══ RECORDS TO PROCESS ══

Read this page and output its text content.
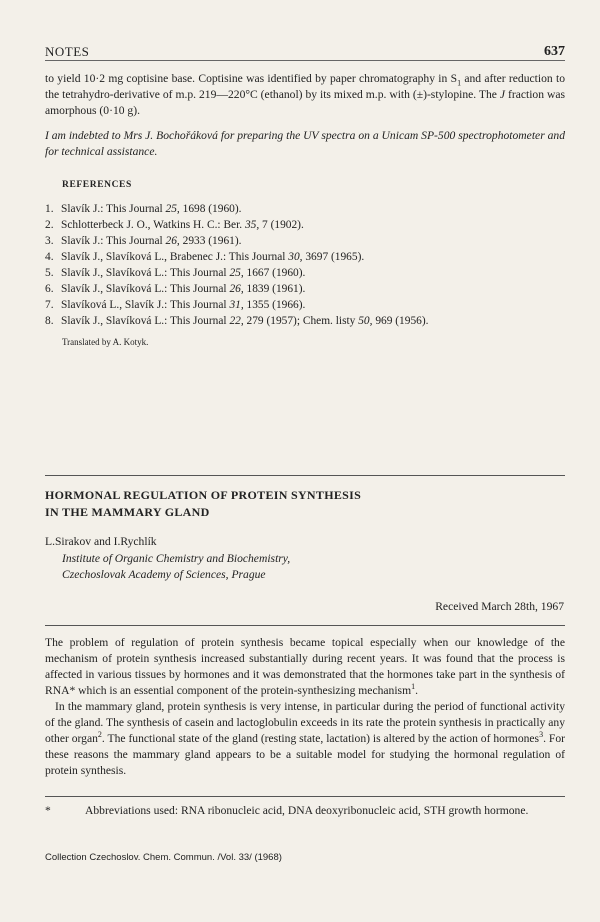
NOTES	637

to yield 10·2 mg coptisine base. Coptisine was identified by paper chromatography in $S_1$ and after reduction to the tetrahydro-derivative of m.p. 219—220°C (ethanol) by its mixed m.p. with (±)-stylopine. The J fraction was amorphous (0·10 g).

I am indebted to Mrs J. Bochořáková for preparing the UV spectra on a Unicam SP-500 spectrophotometer and for technical assistance.

REFERENCES
1. Slavík J.: This Journal 25, 1698 (1960).
2. Schlotterbeck J. O., Watkins H. C.: Ber. 35, 7 (1902).
3. Slavík J.: This Journal 26, 2933 (1961).
4. Slavík J., Slavíková L., Brabenec J.: This Journal 30, 3697 (1965).
5. Slavík J., Slavíková L.: This Journal 25, 1667 (1960).
6. Slavík J., Slavíková L.: This Journal 26, 1839 (1961).
7. Slavíková L., Slavík J.: This Journal 31, 1355 (1966).
8. Slavík J., Slavíková L.: This Journal 22, 279 (1957); Chem. listy 50, 969 (1956).
Translated by A. Kotyk.
HORMONAL REGULATION OF PROTEIN SYNTHESIS
IN THE MAMMARY GLAND
L.Sirakov and I.Rychlík
Institute of Organic Chemistry and Biochemistry,
Czechoslovak Academy of Sciences, Prague
Received March 28th, 1967

The problem of regulation of protein synthesis became topical especially when our knowledge of the mechanism of protein synthesis increased substantially during recent years. It was found that the process is affected in various tissues by hormones and it was demonstrated that the hormones take part in the synthesis of RNA* which is an essential component of the protein-synthesizing mechanism$^1$.

In the mammary gland, protein synthesis is very intense, in particular during the period of functional activity of the gland. The synthesis of casein and lactoglobulin exceeds in its rate the protein synthesis in practically any other organ$^2$. The functional state of the gland (resting state, lactation) is altered by the action of hormones$^3$. For these reasons the mammary gland appears to be a suitable model for studying the hormonal regulation of protein synthesis.

*	Abbreviations used: RNA ribonucleic acid, DNA deoxyribonucleic acid, STH growth hormone.
Collection Czechoslov. Chem. Commun. /Vol. 33/ (1968)
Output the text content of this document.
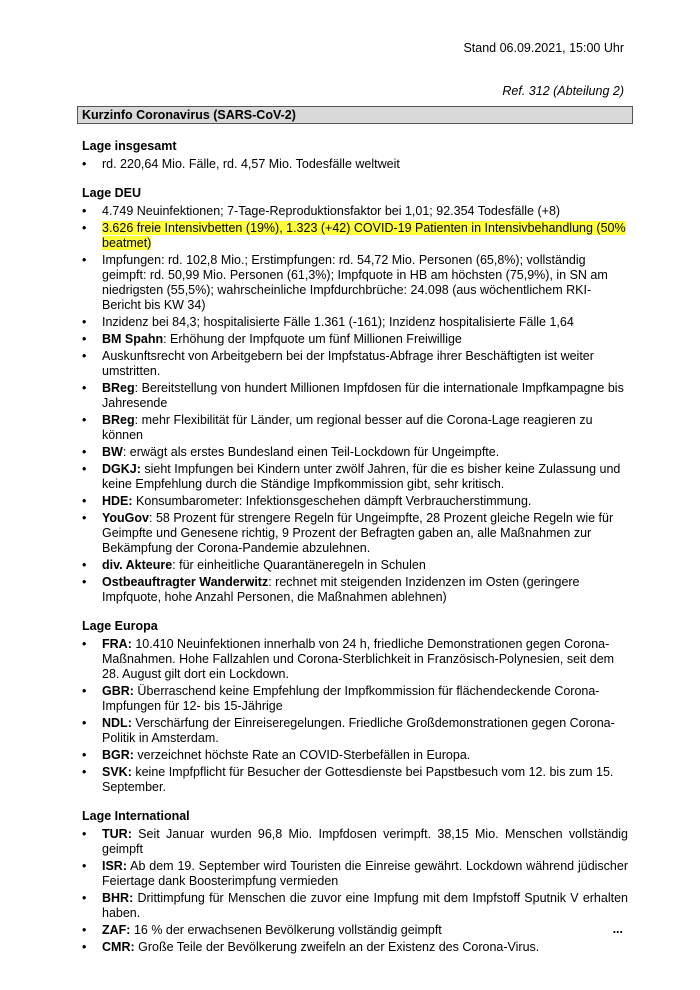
Stand 06.09.2021, 15:00 Uhr
Ref. 312 (Abteilung 2)
Kurzinfo Coronavirus (SARS-CoV-2)
Lage insgesamt
• rd. 220,64 Mio. Fälle, rd. 4,57 Mio. Todesfälle weltweit
Lage DEU
• 4.749 Neuinfektionen; 7-Tage-Reproduktionsfaktor bei 1,01; 92.354 Todesfälle (+8)
• 3.626 freie Intensivbetten (19%), 1.323 (+42) COVID-19 Patienten in Intensivbehandlung (50% beatmet)
• Impfungen: rd. 102,8 Mio.; Erstimpfungen: rd. 54,72 Mio. Personen (65,8%); vollständig geimpft: rd. 50,99 Mio. Personen (61,3%); Impfquote in HB am höchsten (75,9%), in SN am niedrigsten (55,5%); wahrscheinliche Impfdurchbrüche: 24.098 (aus wöchentlichem RKI-Bericht bis KW 34)
• Inzidenz bei 84,3; hospitalisierte Fälle 1.361 (-161); Inzidenz hospitalisierte Fälle 1,64
• BM Spahn: Erhöhung der Impfquote um fünf Millionen Freiwillige
• Auskunftsrecht von Arbeitgebern bei der Impfstatus-Abfrage ihrer Beschäftigten ist weiter umstritten.
• BReg: Bereitstellung von hundert Millionen Impfdosen für die internationale Impfkampagne bis Jahresende
• BReg: mehr Flexibilität für Länder, um regional besser auf die Corona-Lage reagieren zu können
• BW: erwägt als erstes Bundesland einen Teil-Lockdown für Ungeimpfte.
• DGKJ: sieht Impfungen bei Kindern unter zwölf Jahren, für die es bisher keine Zulassung und keine Empfehlung durch die Ständige Impfkommission gibt, sehr kritisch.
• HDE: Konsumbarometer: Infektionsgeschehen dämpft Verbraucherstimmung.
• YouGov: 58 Prozent für strengere Regeln für Ungeimpfte, 28 Prozent gleiche Regeln wie für Geimpfte und Genesene richtig, 9 Prozent der Befragten gaben an, alle Maßnahmen zur Bekämpfung der Corona-Pandemie abzulehnen.
• div. Akteure: für einheitliche Quarantäneregeln in Schulen
• Ostbeauftragter Wanderwitz: rechnet mit steigenden Inzidenzen im Osten (geringere Impfquote, hohe Anzahl Personen, die Maßnahmen ablehnen)
Lage Europa
• FRA: 10.410 Neuinfektionen innerhalb von 24 h, friedliche Demonstrationen gegen Corona-Maßnahmen. Hohe Fallzahlen und Corona-Sterblichkeit in Französisch-Polynesien, seit dem 28. August gilt dort ein Lockdown.
• GBR: Überraschend keine Empfehlung der Impfkommission für flächendeckende Corona-Impfungen für 12- bis 15-Jährige
• NDL: Verschärfung der Einreiseregelungen. Friedliche Großdemonstrationen gegen Corona-Politik in Amsterdam.
• BGR: verzeichnet höchste Rate an COVID-Sterbefällen in Europa.
• SVK: keine Impfpflicht für Besucher der Gottesdienste bei Papstbesuch vom 12. bis zum 15. September.
Lage International
• TUR: Seit Januar wurden 96,8 Mio. Impfdosen verimpft. 38,15 Mio. Menschen vollständig geimpft
• ISR: Ab dem 19. September wird Touristen die Einreise gewährt. Lockdown während jüdischer Feiertage dank Boosterimpfung vermieden
• BHR: Drittimpfung für Menschen die zuvor eine Impfung mit dem Impfstoff Sputnik V erhalten haben.
• ZAF: 16 % der erwachsenen Bevölkerung vollständig geimpft
• CMR: Große Teile der Bevölkerung zweifeln an der Existenz des Corona-Virus.
...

═══

### WORK REQUEST
Pictures aside, retype all of the entries word for word.

### RESULT
Read this page and output its text content.
NOTES	637

to yield 10·2 mg coptisine base. Coptisine was identified by paper chromatography in $S_1$ and after reduction to the tetrahydro-derivative of m.p. 219—220°C (ethanol) by its mixed m.p. with (±)-stylopine. The J fraction was amorphous (0·10 g).

I am indebted to Mrs J. Bochořáková for preparing the UV spectra on a Unicam SP-500 spectrophotometer and for technical assistance.

REFERENCES
1. Slavík J.: This Journal 25, 1698 (1960).
2. Schlotterbeck J. O., Watkins H. C.: Ber. 35, 7 (1902).
3. Slavík J.: This Journal 26, 2933 (1961).
4. Slavík J., Slavíková L., Brabenec J.: This Journal 30, 3697 (1965).
5. Slavík J., Slavíková L.: This Journal 25, 1667 (1960).
6. Slavík J., Slavíková L.: This Journal 26, 1839 (1961).
7. Slavíková L., Slavík J.: This Journal 31, 1355 (1966).
8. Slavík J., Slavíková L.: This Journal 22, 279 (1957); Chem. listy 50, 969 (1956).
Translated by A. Kotyk.
HORMONAL REGULATION OF PROTEIN SYNTHESIS
IN THE MAMMARY GLAND
L.Sirakov and I.Rychlík
Institute of Organic Chemistry and Biochemistry,
Czechoslovak Academy of Sciences, Prague
Received March 28th, 1967

The problem of regulation of protein synthesis became topical especially when our knowledge of the mechanism of protein synthesis increased substantially during recent years. It was found that the process is affected in various tissues by hormones and it was demonstrated that the hormones take part in the synthesis of RNA* which is an essential component of the protein-synthesizing mechanism$^1$.

In the mammary gland, protein synthesis is very intense, in particular during the period of functional activity of the gland. The synthesis of casein and lactoglobulin exceeds in its rate the protein synthesis in practically any other organ$^2$. The functional state of the gland (resting state, lactation) is altered by the action of hormones$^3$. For these reasons the mammary gland appears to be a suitable model for studying the hormonal regulation of protein synthesis.

*	Abbreviations used: RNA ribonucleic acid, DNA deoxyribonucleic acid, STH growth hormone.
Collection Czechoslov. Chem. Commun. /Vol. 33/ (1968)
Output the text content of this document.
Stand 06.09.2021, 15:00 Uhr
Ref. 312 (Abteilung 2)
Kurzinfo Coronavirus (SARS-CoV-2)
Lage insgesamt
• rd. 220,64 Mio. Fälle, rd. 4,57 Mio. Todesfälle weltweit
Lage DEU
• 4.749 Neuinfektionen; 7-Tage-Reproduktionsfaktor bei 1,01; 92.354 Todesfälle (+8)
• 3.626 freie Intensivbetten (19%), 1.323 (+42) COVID-19 Patienten in Intensivbehandlung (50% beatmet)
• Impfungen: rd. 102,8 Mio.; Erstimpfungen: rd. 54,72 Mio. Personen (65,8%); vollständig geimpft: rd. 50,99 Mio. Personen (61,3%); Impfquote in HB am höchsten (75,9%), in SN am niedrigsten (55,5%); wahrscheinliche Impfdurchbrüche: 24.098 (aus wöchentlichem RKI-Bericht bis KW 34)
• Inzidenz bei 84,3; hospitalisierte Fälle 1.361 (-161); Inzidenz hospitalisierte Fälle 1,64
• BM Spahn: Erhöhung der Impfquote um fünf Millionen Freiwillige
• Auskunftsrecht von Arbeitgebern bei der Impfstatus-Abfrage ihrer Beschäftigten ist weiter umstritten.
• BReg: Bereitstellung von hundert Millionen Impfdosen für die internationale Impfkampagne bis Jahresende
• BReg: mehr Flexibilität für Länder, um regional besser auf die Corona-Lage reagieren zu können
• BW: erwägt als erstes Bundesland einen Teil-Lockdown für Ungeimpfte.
• DGKJ: sieht Impfungen bei Kindern unter zwölf Jahren, für die es bisher keine Zulassung und keine Empfehlung durch die Ständige Impfkommission gibt, sehr kritisch.
• HDE: Konsumbarometer: Infektionsgeschehen dämpft Verbraucherstimmung.
• YouGov: 58 Prozent für strengere Regeln für Ungeimpfte, 28 Prozent gleiche Regeln wie für Geimpfte und Genesene richtig, 9 Prozent der Befragten gaben an, alle Maßnahmen zur Bekämpfung der Corona-Pandemie abzulehnen.
• div. Akteure: für einheitliche Quarantäneregeln in Schulen
• Ostbeauftragter Wanderwitz: rechnet mit steigenden Inzidenzen im Osten (geringere Impfquote, hohe Anzahl Personen, die Maßnahmen ablehnen)
Lage Europa
• FRA: 10.410 Neuinfektionen innerhalb von 24 h, friedliche Demonstrationen gegen Corona-Maßnahmen. Hohe Fallzahlen und Corona-Sterblichkeit in Französisch-Polynesien, seit dem 28. August gilt dort ein Lockdown.
• GBR: Überraschend keine Empfehlung der Impfkommission für flächendeckende Corona-Impfungen für 12- bis 15-Jährige
• NDL: Verschärfung der Einreiseregelungen. Friedliche Großdemonstrationen gegen Corona-Politik in Amsterdam.
• BGR: verzeichnet höchste Rate an COVID-Sterbefällen in Europa.
• SVK: keine Impfpflicht für Besucher der Gottesdienste bei Papstbesuch vom 12. bis zum 15. September.
Lage International
• TUR: Seit Januar wurden 96,8 Mio. Impfdosen verimpft. 38,15 Mio. Menschen vollständig geimpft
• ISR: Ab dem 19. September wird Touristen die Einreise gewährt. Lockdown während jüdischer Feiertage dank Boosterimpfung vermieden
• BHR: Drittimpfung für Menschen die zuvor eine Impfung mit dem Impfstoff Sputnik V erhalten haben.
• ZAF: 16 % der erwachsenen Bevölkerung vollständig geimpft
• CMR: Große Teile der Bevölkerung zweifeln an der Existenz des Corona-Virus.
...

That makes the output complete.